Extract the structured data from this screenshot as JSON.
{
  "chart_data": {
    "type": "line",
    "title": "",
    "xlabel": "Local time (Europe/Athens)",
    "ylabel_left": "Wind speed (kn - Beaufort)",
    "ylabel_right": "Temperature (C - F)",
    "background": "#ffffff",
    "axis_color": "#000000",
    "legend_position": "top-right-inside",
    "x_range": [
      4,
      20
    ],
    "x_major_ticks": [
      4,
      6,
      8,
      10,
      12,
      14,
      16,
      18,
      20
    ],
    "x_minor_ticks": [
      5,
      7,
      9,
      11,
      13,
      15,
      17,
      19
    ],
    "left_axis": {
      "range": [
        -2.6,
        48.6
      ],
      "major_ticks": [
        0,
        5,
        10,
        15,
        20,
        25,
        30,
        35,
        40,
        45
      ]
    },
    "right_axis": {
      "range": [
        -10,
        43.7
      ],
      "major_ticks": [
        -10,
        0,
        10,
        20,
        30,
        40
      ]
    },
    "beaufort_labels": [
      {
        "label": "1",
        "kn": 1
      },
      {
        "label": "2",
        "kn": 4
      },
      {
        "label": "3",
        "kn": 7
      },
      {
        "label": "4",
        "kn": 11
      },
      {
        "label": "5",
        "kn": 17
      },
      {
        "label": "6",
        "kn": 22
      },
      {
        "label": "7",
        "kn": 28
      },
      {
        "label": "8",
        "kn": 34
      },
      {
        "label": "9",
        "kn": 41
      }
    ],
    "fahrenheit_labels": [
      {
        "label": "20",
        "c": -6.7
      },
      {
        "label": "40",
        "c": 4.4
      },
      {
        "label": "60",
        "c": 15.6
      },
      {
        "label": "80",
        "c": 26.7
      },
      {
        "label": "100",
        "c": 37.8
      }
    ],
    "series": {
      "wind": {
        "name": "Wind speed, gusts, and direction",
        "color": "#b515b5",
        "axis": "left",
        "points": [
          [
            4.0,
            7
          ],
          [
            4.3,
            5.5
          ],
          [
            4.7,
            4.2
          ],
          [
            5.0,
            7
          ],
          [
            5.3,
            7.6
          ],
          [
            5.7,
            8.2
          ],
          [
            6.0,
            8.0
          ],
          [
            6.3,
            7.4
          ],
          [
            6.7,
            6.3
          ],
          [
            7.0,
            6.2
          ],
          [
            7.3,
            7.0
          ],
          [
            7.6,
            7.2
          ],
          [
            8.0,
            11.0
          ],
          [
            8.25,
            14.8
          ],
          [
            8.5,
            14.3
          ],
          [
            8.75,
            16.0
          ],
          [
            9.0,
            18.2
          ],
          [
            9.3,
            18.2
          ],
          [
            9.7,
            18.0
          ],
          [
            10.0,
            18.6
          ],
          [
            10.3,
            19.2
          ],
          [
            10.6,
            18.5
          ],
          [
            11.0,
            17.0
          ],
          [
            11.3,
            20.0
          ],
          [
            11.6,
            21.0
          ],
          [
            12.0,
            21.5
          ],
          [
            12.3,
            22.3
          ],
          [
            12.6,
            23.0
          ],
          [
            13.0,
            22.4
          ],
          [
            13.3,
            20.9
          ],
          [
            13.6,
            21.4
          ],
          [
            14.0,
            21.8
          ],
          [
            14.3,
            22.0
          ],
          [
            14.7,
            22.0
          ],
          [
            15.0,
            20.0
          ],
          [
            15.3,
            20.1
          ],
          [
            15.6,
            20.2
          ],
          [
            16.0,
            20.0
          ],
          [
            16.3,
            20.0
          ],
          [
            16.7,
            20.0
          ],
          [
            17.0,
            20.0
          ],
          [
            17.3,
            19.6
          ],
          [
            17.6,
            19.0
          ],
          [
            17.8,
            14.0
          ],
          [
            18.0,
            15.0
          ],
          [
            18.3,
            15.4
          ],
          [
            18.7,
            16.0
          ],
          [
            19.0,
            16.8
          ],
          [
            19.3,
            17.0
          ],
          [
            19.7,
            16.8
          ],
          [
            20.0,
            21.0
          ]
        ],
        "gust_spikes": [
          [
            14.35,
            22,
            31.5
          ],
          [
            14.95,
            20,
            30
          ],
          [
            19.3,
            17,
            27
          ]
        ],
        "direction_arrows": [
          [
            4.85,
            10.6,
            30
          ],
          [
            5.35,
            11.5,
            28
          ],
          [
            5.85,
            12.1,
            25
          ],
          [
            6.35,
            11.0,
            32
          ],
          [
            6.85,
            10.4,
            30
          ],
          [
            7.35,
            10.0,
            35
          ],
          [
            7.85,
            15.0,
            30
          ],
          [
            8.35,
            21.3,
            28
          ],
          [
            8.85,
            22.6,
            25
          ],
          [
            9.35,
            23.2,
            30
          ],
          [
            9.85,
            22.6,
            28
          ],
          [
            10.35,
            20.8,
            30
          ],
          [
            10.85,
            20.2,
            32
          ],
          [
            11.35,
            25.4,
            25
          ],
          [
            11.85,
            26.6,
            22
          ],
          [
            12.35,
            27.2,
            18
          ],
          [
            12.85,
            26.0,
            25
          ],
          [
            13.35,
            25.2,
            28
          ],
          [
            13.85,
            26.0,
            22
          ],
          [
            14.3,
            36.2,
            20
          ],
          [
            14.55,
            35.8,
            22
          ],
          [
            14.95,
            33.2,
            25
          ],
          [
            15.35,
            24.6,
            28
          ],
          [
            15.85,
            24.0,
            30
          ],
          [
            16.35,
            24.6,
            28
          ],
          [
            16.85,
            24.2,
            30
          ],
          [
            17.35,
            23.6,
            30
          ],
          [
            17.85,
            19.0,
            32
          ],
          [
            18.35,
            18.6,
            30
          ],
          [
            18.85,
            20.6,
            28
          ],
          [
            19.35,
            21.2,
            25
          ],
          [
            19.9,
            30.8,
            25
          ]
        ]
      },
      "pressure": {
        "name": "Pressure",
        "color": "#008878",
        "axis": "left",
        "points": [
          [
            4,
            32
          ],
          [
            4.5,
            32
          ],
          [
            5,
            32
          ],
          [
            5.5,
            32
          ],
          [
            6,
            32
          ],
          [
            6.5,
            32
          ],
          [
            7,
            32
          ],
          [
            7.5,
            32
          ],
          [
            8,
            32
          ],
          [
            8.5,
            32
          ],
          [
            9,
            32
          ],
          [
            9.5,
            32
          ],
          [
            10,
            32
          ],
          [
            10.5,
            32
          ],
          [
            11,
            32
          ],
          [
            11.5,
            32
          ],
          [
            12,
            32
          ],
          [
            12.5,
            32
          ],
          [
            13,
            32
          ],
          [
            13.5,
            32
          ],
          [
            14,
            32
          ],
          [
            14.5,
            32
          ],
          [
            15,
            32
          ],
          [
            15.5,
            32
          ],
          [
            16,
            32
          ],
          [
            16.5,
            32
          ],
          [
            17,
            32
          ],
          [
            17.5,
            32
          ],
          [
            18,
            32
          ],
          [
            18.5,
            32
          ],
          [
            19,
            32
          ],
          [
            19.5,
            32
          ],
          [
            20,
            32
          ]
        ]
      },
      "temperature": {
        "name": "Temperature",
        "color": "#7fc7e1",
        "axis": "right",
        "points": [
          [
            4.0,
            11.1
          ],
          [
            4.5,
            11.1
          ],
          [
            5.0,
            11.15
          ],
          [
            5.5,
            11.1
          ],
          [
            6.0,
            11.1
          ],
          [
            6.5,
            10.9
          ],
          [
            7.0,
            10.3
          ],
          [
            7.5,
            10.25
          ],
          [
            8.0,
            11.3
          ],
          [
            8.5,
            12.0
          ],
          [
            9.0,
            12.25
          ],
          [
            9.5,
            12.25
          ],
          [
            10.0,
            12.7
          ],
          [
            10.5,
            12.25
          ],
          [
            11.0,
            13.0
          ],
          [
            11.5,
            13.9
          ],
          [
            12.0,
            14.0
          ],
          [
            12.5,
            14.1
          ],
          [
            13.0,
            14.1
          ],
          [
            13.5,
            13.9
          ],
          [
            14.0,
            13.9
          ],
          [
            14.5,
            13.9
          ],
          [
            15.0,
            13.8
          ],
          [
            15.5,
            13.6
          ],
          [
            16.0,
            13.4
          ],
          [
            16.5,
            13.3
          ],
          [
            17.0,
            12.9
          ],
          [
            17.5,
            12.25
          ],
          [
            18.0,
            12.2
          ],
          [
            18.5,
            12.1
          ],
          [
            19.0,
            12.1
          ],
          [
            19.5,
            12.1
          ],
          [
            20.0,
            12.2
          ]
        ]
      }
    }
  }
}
- - -
PROMPT :: Within the data above, pick out all lines holding the word "name".

IN RESPONSE ::
        "name": "Wind speed, gusts, and direction",
        "name": "Pressure",
        "name": "Temperature",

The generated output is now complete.